▸ Requirements:
Omit every image, and transcribe the remaining entries exactly as given.

▸ Data supplied:
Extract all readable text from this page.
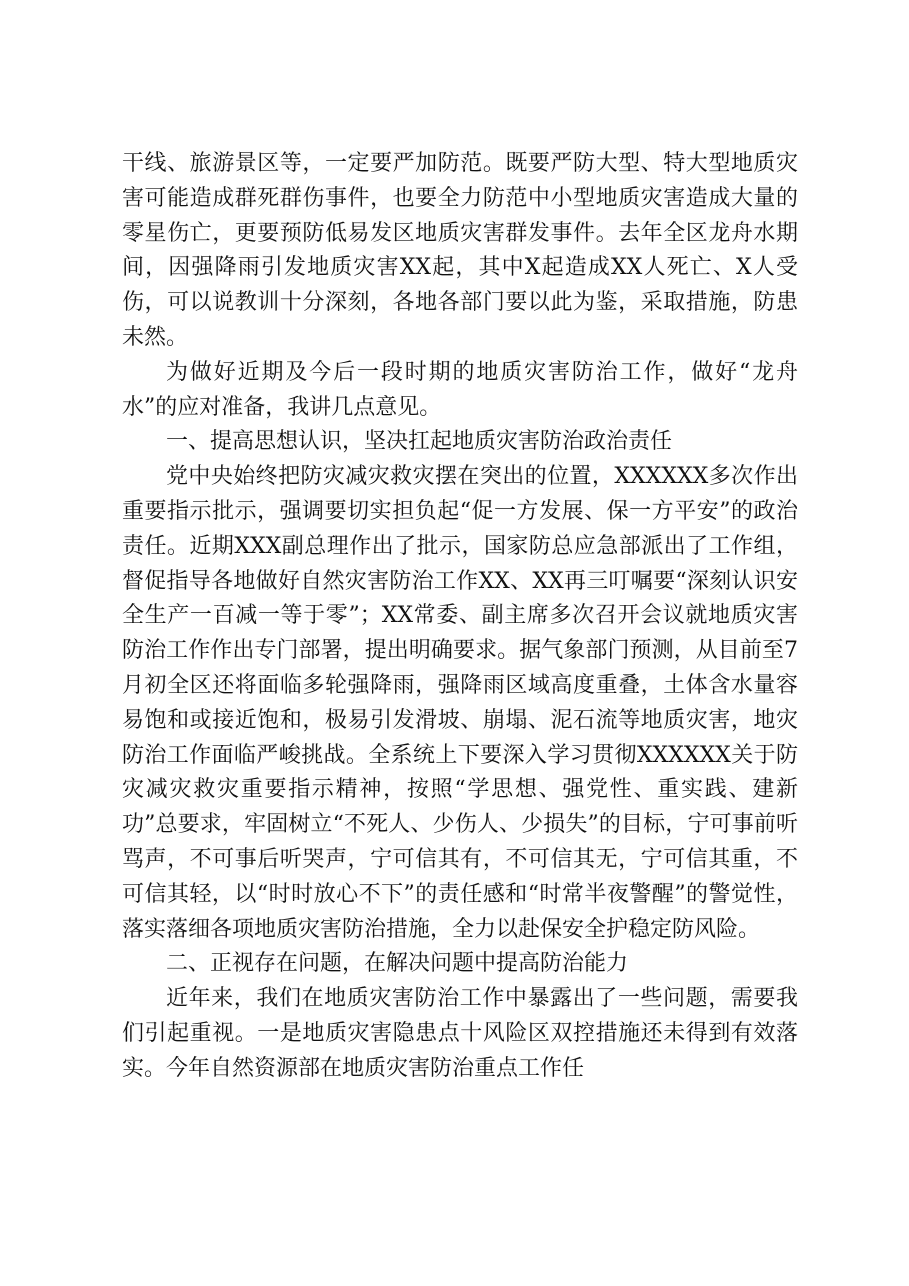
干线、旅游景区等，一定要严加防范。既要严防大型、特大型地质灾害可能造成群死群伤事件，也要全力防范中小型地质灾害造成大量的零星伤亡，更要预防低易发区地质灾害群发事件。去年全区龙舟水期间，因强降雨引发地质灾害XX起，其中X起造成XX人死亡、X人受伤，可以说教训十分深刻，各地各部门要以此为鉴，采取措施，防患未然。

为做好近期及今后一段时期的地质灾害防治工作，做好“龙舟水”的应对准备，我讲几点意见。

一、提高思想认识，坚决扛起地质灾害防治政治责任

党中央始终把防灾减灾救灾摆在突出的位置，XXXXXX多次作出重要指示批示，强调要切实担负起“促一方发展、保一方平安”的政治责任。近期XXX副总理作出了批示，国家防总应急部派出了工作组，督促指导各地做好自然灾害防治工作XX、XX再三叮嘱要“深刻认识安全生产一百减一等于零”；XX常委、副主席多次召开会议就地质灾害防治工作作出专门部署，提出明确要求。据气象部门预测，从目前至7月初全区还将面临多轮强降雨，强降雨区域高度重叠，土体含水量容易饱和或接近饱和，极易引发滑坡、崩塌、泥石流等地质灾害，地灾防治工作面临严峻挑战。全系统上下要深入学习贯彻XXXXXX关于防灾减灾救灾重要指示精神，按照“学思想、强党性、重实践、建新功”总要求，牢固树立“不死人、少伤人、少损失”的目标，宁可事前听骂声，不可事后听哭声，宁可信其有，不可信其无，宁可信其重，不可信其轻，以“时时放心不下”的责任感和“时常半夜警醒”的警觉性，落实落细各项地质灾害防治措施，全力以赴保安全护稳定防风险。

二、正视存在问题，在解决问题中提高防治能力

近年来，我们在地质灾害防治工作中暴露出了一些问题，需要我们引起重视。一是地质灾害隐患点十风险区双控措施还未得到有效落实。今年自然资源部在地质灾害防治重点工作任
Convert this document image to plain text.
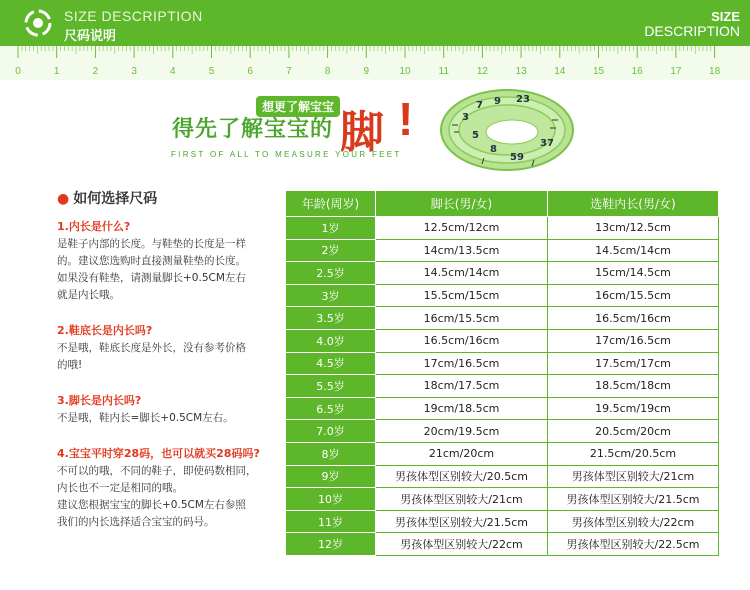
SIZE DESCRIPTION
尺码说明
SIZE
DESCRIPTION
0	1	2	3	4	5	6	7	8	9	10	11	12	13	14	15	16	17	18
想更了解宝宝
得先了解宝宝的 脚 !
FIRST OF ALL TO MEASURE YOUR FEET
3
7 9 23
5
8
59
37
● 如何选择尺码
1.内长是什么?
是鞋子内部的长度。与鞋垫的长度是一样
的。建议您选购时直接测量鞋垫的长度。
如果没有鞋垫，请测量脚长+0.5CM左右
就是内长哦。
2.鞋底长是内长吗?
不是哦，鞋底长度是外长，没有参考价格
的哦!
3.脚长是内长吗?
不是哦，鞋内长=脚长+0.5CM左右。
4.宝宝平时穿28码，也可以就买28码吗?
不可以的哦，不同的鞋子，即使码数相同，
内长也不一定是相同的哦。
建议您根据宝宝的脚长+0.5CM左右参照
我们的内长选择适合宝宝的码号。
年龄(周岁)	脚长(男/女)	选鞋内长(男/女)
1岁	12.5cm/12cm	13cm/12.5cm
2岁	14cm/13.5cm	14.5cm/14cm
2.5岁	14.5cm/14cm	15cm/14.5cm
3岁	15.5cm/15cm	16cm/15.5cm
3.5岁	16cm/15.5cm	16.5cm/16cm
4.0岁	16.5cm/16cm	17cm/16.5cm
4.5岁	17cm/16.5cm	17.5cm/17cm
5.5岁	18cm/17.5cm	18.5cm/18cm
6.5岁	19cm/18.5cm	19.5cm/19cm
7.0岁	20cm/19.5cm	20.5cm/20cm
8岁	21cm/20cm	21.5cm/20.5cm
9岁	男孩体型区别较大/20.5cm	男孩体型区别较大/21cm
10岁	男孩体型区别较大/21cm	男孩体型区别较大/21.5cm
11岁	男孩体型区别较大/21.5cm	男孩体型区别较大/22cm
12岁	男孩体型区别较大/22cm	男孩体型区别较大/22.5cm
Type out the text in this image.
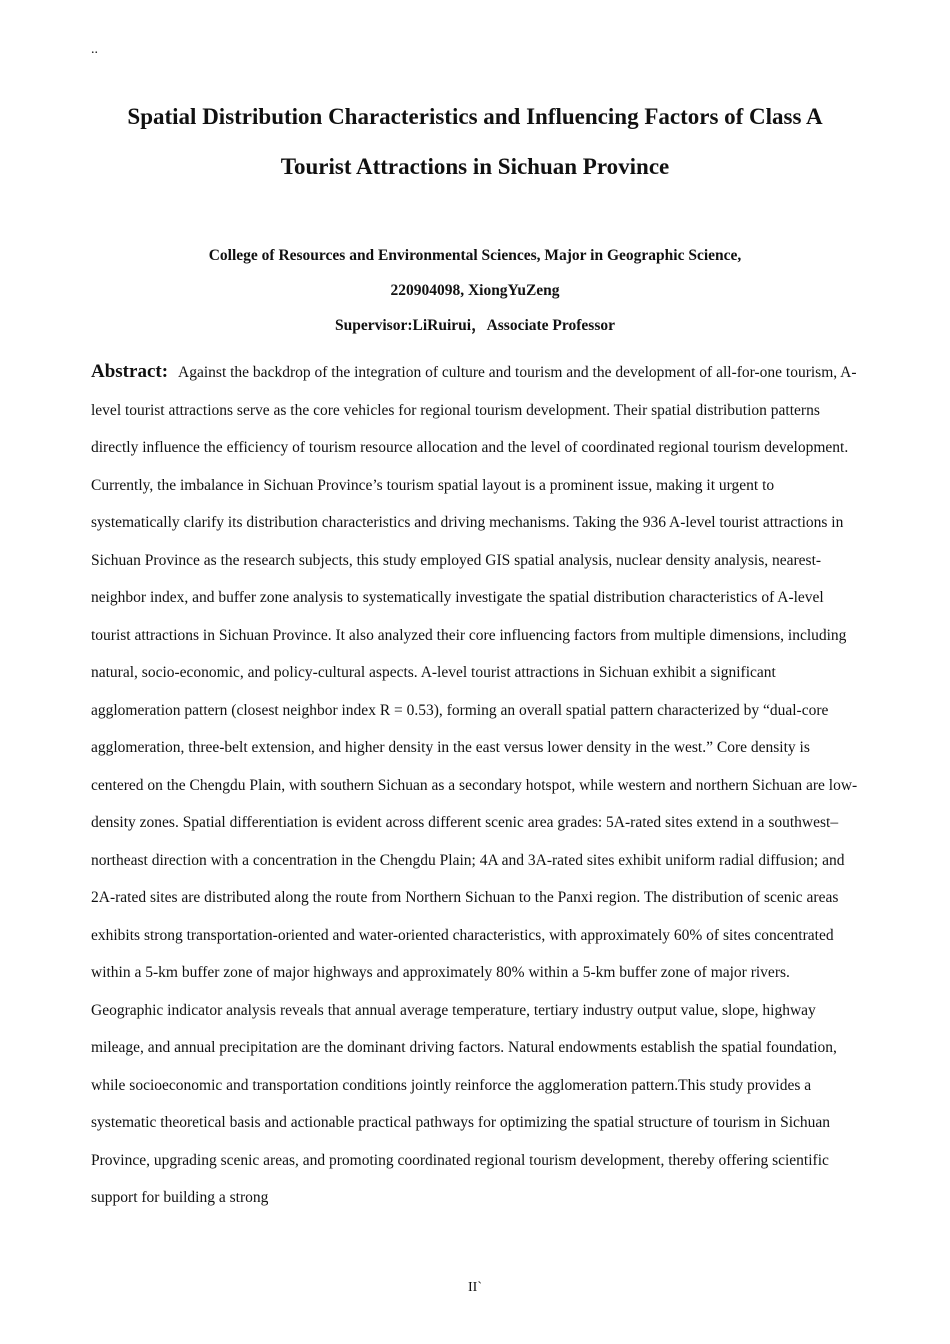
..
Spatial Distribution Characteristics and Influencing Factors of Class A Tourist Attractions in Sichuan Province
College of Resources and Environmental Sciences, Major in Geographic Science,
220904098, XiongYuZeng
Supervisor:LiRuirui，Associate Professor

Abstract: Against the backdrop of the integration of culture and tourism and the development of all-for-one tourism, A-level tourist attractions serve as the core vehicles for regional tourism development. Their spatial distribution patterns directly influence the efficiency of tourism resource allocation and the level of coordinated regional tourism development. Currently, the imbalance in Sichuan Province’s tourism spatial layout is a prominent issue, making it urgent to systematically clarify its distribution characteristics and driving mechanisms. Taking the 936 A-level tourist attractions in Sichuan Province as the research subjects, this study employed GIS spatial analysis, nuclear density analysis, nearest-neighbor index, and buffer zone analysis to systematically investigate the spatial distribution characteristics of A-level tourist attractions in Sichuan Province. It also analyzed their core influencing factors from multiple dimensions, including natural, socio-economic, and policy-cultural aspects. A-level tourist attractions in Sichuan exhibit a significant agglomeration pattern (closest neighbor index R = 0.53), forming an overall spatial pattern characterized by “dual-core agglomeration, three-belt extension, and higher density in the east versus lower density in the west.” Core density is centered on the Chengdu Plain, with southern Sichuan as a secondary hotspot, while western and northern Sichuan are low-density zones. Spatial differentiation is evident across different scenic area grades: 5A-rated sites extend in a southwest–northeast direction with a concentration in the Chengdu Plain; 4A and 3A-rated sites exhibit uniform radial diffusion; and 2A-rated sites are distributed along the route from Northern Sichuan to the Panxi region. The distribution of scenic areas exhibits strong transportation-oriented and water-oriented characteristics, with approximately 60% of sites concentrated within a 5-km buffer zone of major highways and approximately 80% within a 5-km buffer zone of major rivers. Geographic indicator analysis reveals that annual average temperature, tertiary industry output value, slope, highway mileage, and annual precipitation are the dominant driving factors. Natural endowments establish the spatial foundation, while socioeconomic and transportation conditions jointly reinforce the agglomeration pattern.This study provides a systematic theoretical basis and actionable practical pathways for optimizing the spatial structure of tourism in Sichuan Province, upgrading scenic areas, and promoting coordinated regional tourism development, thereby offering scientific support for building a strong

II`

▸ Reply to the task:
Extract all readable text from this page.
干线、旅游景区等，一定要严加防范。既要严防大型、特大型地质灾害可能造成群死群伤事件，也要全力防范中小型地质灾害造成大量的零星伤亡，更要预防低易发区地质灾害群发事件。去年全区龙舟水期间，因强降雨引发地质灾害XX起，其中X起造成XX人死亡、X人受伤，可以说教训十分深刻，各地各部门要以此为鉴，采取措施，防患未然。

为做好近期及今后一段时期的地质灾害防治工作，做好“龙舟水”的应对准备，我讲几点意见。

一、提高思想认识，坚决扛起地质灾害防治政治责任

党中央始终把防灾减灾救灾摆在突出的位置，XXXXXX多次作出重要指示批示，强调要切实担负起“促一方发展、保一方平安”的政治责任。近期XXX副总理作出了批示，国家防总应急部派出了工作组，督促指导各地做好自然灾害防治工作XX、XX再三叮嘱要“深刻认识安全生产一百减一等于零”；XX常委、副主席多次召开会议就地质灾害防治工作作出专门部署，提出明确要求。据气象部门预测，从目前至7月初全区还将面临多轮强降雨，强降雨区域高度重叠，土体含水量容易饱和或接近饱和，极易引发滑坡、崩塌、泥石流等地质灾害，地灾防治工作面临严峻挑战。全系统上下要深入学习贯彻XXXXXX关于防灾减灾救灾重要指示精神，按照“学思想、强党性、重实践、建新功”总要求，牢固树立“不死人、少伤人、少损失”的目标，宁可事前听骂声，不可事后听哭声，宁可信其有，不可信其无，宁可信其重，不可信其轻，以“时时放心不下”的责任感和“时常半夜警醒”的警觉性，落实落细各项地质灾害防治措施，全力以赴保安全护稳定防风险。

二、正视存在问题，在解决问题中提高防治能力

近年来，我们在地质灾害防治工作中暴露出了一些问题，需要我们引起重视。一是地质灾害隐患点十风险区双控措施还未得到有效落实。今年自然资源部在地质灾害防治重点工作任
Convert this document image to plain text.
SIZE DESCRIPTION
尺码说明
SIZE
DESCRIPTION
0	1	2	3	4	5	6	7	8	9	10	11	12	13	14	15	16	17	18
想更了解宝宝
得先了解宝宝的 脚 !
FIRST OF ALL TO MEASURE YOUR FEET
3
7 9 23
5
8
59
37
● 如何选择尺码
1.内长是什么?
是鞋子内部的长度。与鞋垫的长度是一样
的。建议您选购时直接测量鞋垫的长度。
如果没有鞋垫，请测量脚长+0.5CM左右
就是内长哦。
2.鞋底长是内长吗?
不是哦，鞋底长度是外长，没有参考价格
的哦!
3.脚长是内长吗?
不是哦，鞋内长=脚长+0.5CM左右。
4.宝宝平时穿28码，也可以就买28码吗?
不可以的哦，不同的鞋子，即使码数相同，
内长也不一定是相同的哦。
建议您根据宝宝的脚长+0.5CM左右参照
我们的内长选择适合宝宝的码号。
年龄(周岁)	脚长(男/女)	选鞋内长(男/女)
1岁	12.5cm/12cm	13cm/12.5cm
2岁	14cm/13.5cm	14.5cm/14cm
2.5岁	14.5cm/14cm	15cm/14.5cm
3岁	15.5cm/15cm	16cm/15.5cm
3.5岁	16cm/15.5cm	16.5cm/16cm
4.0岁	16.5cm/16cm	17cm/16.5cm
4.5岁	17cm/16.5cm	17.5cm/17cm
5.5岁	18cm/17.5cm	18.5cm/18cm
6.5岁	19cm/18.5cm	19.5cm/19cm
7.0岁	20cm/19.5cm	20.5cm/20cm
8岁	21cm/20cm	21.5cm/20.5cm
9岁	男孩体型区别较大/20.5cm	男孩体型区别较大/21cm
10岁	男孩体型区别较大/21cm	男孩体型区别较大/21.5cm
11岁	男孩体型区别较大/21.5cm	男孩体型区别较大/22cm
12岁	男孩体型区别较大/22cm	男孩体型区别较大/22.5cm
Type out the text in this image.
..
Spatial Distribution Characteristics and Influencing Factors of Class A Tourist Attractions in Sichuan Province
College of Resources and Environmental Sciences, Major in Geographic Science,
220904098, XiongYuZeng
Supervisor:LiRuirui，Associate Professor

Abstract: Against the backdrop of the integration of culture and tourism and the development of all-for-one tourism, A-level tourist attractions serve as the core vehicles for regional tourism development. Their spatial distribution patterns directly influence the efficiency of tourism resource allocation and the level of coordinated regional tourism development. Currently, the imbalance in Sichuan Province’s tourism spatial layout is a prominent issue, making it urgent to systematically clarify its distribution characteristics and driving mechanisms. Taking the 936 A-level tourist attractions in Sichuan Province as the research subjects, this study employed GIS spatial analysis, nuclear density analysis, nearest-neighbor index, and buffer zone analysis to systematically investigate the spatial distribution characteristics of A-level tourist attractions in Sichuan Province. It also analyzed their core influencing factors from multiple dimensions, including natural, socio-economic, and policy-cultural aspects. A-level tourist attractions in Sichuan exhibit a significant agglomeration pattern (closest neighbor index R = 0.53), forming an overall spatial pattern characterized by “dual-core agglomeration, three-belt extension, and higher density in the east versus lower density in the west.” Core density is centered on the Chengdu Plain, with southern Sichuan as a secondary hotspot, while western and northern Sichuan are low-density zones. Spatial differentiation is evident across different scenic area grades: 5A-rated sites extend in a southwest–northeast direction with a concentration in the Chengdu Plain; 4A and 3A-rated sites exhibit uniform radial diffusion; and 2A-rated sites are distributed along the route from Northern Sichuan to the Panxi region. The distribution of scenic areas exhibits strong transportation-oriented and water-oriented characteristics, with approximately 60% of sites concentrated within a 5-km buffer zone of major highways and approximately 80% within a 5-km buffer zone of major rivers. Geographic indicator analysis reveals that annual average temperature, tertiary industry output value, slope, highway mileage, and annual precipitation are the dominant driving factors. Natural endowments establish the spatial foundation, while socioeconomic and transportation conditions jointly reinforce the agglomeration pattern.This study provides a systematic theoretical basis and actionable practical pathways for optimizing the spatial structure of tourism in Sichuan Province, upgrading scenic areas, and promoting coordinated regional tourism development, thereby offering scientific support for building a strong

II`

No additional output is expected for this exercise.